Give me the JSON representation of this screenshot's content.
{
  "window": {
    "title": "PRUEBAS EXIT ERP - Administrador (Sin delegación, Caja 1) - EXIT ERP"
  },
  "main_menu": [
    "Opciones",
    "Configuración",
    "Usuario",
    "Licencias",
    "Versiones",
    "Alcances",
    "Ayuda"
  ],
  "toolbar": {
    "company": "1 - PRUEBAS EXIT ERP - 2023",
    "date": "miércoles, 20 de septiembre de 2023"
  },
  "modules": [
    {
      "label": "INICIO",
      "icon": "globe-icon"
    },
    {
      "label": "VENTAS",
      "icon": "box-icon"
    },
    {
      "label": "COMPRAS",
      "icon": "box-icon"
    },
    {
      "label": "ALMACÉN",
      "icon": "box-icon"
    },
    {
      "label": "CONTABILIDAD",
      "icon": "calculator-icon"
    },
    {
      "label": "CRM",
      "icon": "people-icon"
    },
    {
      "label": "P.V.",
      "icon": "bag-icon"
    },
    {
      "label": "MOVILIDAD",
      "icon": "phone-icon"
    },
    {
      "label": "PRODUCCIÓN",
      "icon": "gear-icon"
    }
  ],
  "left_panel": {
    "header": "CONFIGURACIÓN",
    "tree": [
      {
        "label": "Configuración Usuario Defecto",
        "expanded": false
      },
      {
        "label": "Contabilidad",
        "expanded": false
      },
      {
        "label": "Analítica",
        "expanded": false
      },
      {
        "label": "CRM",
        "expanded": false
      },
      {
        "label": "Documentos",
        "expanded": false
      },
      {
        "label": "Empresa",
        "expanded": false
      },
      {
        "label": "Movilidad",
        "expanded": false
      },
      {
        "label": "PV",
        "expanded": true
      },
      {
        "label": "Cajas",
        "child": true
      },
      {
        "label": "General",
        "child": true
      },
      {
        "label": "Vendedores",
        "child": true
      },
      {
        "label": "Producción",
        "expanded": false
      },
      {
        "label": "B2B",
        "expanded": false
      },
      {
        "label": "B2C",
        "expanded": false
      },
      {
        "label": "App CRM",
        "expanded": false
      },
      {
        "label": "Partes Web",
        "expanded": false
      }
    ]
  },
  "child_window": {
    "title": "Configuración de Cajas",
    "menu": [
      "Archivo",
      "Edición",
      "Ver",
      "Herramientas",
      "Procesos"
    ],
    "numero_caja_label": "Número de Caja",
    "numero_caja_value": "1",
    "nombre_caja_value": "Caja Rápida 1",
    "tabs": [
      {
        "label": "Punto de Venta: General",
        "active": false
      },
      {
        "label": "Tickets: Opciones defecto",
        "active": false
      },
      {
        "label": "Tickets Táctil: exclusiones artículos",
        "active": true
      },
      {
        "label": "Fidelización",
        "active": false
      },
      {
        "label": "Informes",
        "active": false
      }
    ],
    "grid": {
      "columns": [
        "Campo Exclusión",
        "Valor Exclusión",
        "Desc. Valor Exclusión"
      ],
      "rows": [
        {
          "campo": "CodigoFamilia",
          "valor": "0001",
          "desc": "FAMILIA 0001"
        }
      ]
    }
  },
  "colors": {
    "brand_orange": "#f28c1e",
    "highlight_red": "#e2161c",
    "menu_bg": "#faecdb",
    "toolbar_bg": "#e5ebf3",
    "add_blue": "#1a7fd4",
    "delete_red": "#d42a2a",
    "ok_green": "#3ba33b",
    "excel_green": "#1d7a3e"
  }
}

· · · ·

Problem to work on: Repeat the data precisely, reproducing every entry.

Response to the task:
Give me the JSON representation of this screenshot's content.
{
  "window": {
    "title": "PRUEBAS EXIT ERP - Administrador (Sin delegación, Caja 1) - EXIT ERP"
  },
  "main_menu": [
    "Opciones",
    "Configuración",
    "Usuario",
    "Licencias",
    "Versiones",
    "Alcances",
    "Ayuda"
  ],
  "toolbar": {
    "company": "1 - PRUEBAS EXIT ERP - 2023",
    "date": "miércoles, 20 de septiembre de 2023"
  },
  "modules": [
    {
      "label": "INICIO",
      "icon": "globe-icon"
    },
    {
      "label": "VENTAS",
      "icon": "box-icon"
    },
    {
      "label": "COMPRAS",
      "icon": "box-icon"
    },
    {
      "label": "ALMACÉN",
      "icon": "box-icon"
    },
    {
      "label": "CONTABILIDAD",
      "icon": "calculator-icon"
    },
    {
      "label": "CRM",
      "icon": "people-icon"
    },
    {
      "label": "P.V.",
      "icon": "bag-icon"
    },
    {
      "label": "MOVILIDAD",
      "icon": "phone-icon"
    },
    {
      "label": "PRODUCCIÓN",
      "icon": "gear-icon"
    }
  ],
  "left_panel": {
    "header": "CONFIGURACIÓN",
    "tree": [
      {
        "label": "Configuración Usuario Defecto",
        "expanded": false
      },
      {
        "label": "Contabilidad",
        "expanded": false
      },
      {
        "label": "Analítica",
        "expanded": false
      },
      {
        "label": "CRM",
        "expanded": false
      },
      {
        "label": "Documentos",
        "expanded": false
      },
      {
        "label": "Empresa",
        "expanded": false
      },
      {
        "label": "Movilidad",
        "expanded": false
      },
      {
        "label": "PV",
        "expanded": true
      },
      {
        "label": "Cajas",
        "child": true
      },
      {
        "label": "General",
        "child": true
      },
      {
        "label": "Vendedores",
        "child": true
      },
      {
        "label": "Producción",
        "expanded": false
      },
      {
        "label": "B2B",
        "expanded": false
      },
      {
        "label": "B2C",
        "expanded": false
      },
      {
        "label": "App CRM",
        "expanded": false
      },
      {
        "label": "Partes Web",
        "expanded": false
      }
    ]
  },
  "child_window": {
    "title": "Configuración de Cajas",
    "menu": [
      "Archivo",
      "Edición",
      "Ver",
      "Herramientas",
      "Procesos"
    ],
    "numero_caja_label": "Número de Caja",
    "numero_caja_value": "1",
    "nombre_caja_value": "Caja Rápida 1",
    "tabs": [
      {
        "label": "Punto de Venta: General",
        "active": false
      },
      {
        "label": "Tickets: Opciones defecto",
        "active": false
      },
      {
        "label": "Tickets Táctil: exclusiones artículos",
        "active": true
      },
      {
        "label": "Fidelización",
        "active": false
      },
      {
        "label": "Informes",
        "active": false
      }
    ],
    "grid": {
      "columns": [
        "Campo Exclusión",
        "Valor Exclusión",
        "Desc. Valor Exclusión"
      ],
      "rows": [
        {
          "campo": "CodigoFamilia",
          "valor": "0001",
          "desc": "FAMILIA 0001"
        }
      ]
    }
  },
  "colors": {
    "brand_orange": "#f28c1e",
    "highlight_red": "#e2161c",
    "menu_bg": "#faecdb",
    "toolbar_bg": "#e5ebf3",
    "add_blue": "#1a7fd4",
    "delete_red": "#d42a2a",
    "ok_green": "#3ba33b",
    "excel_green": "#1d7a3e"
  }
}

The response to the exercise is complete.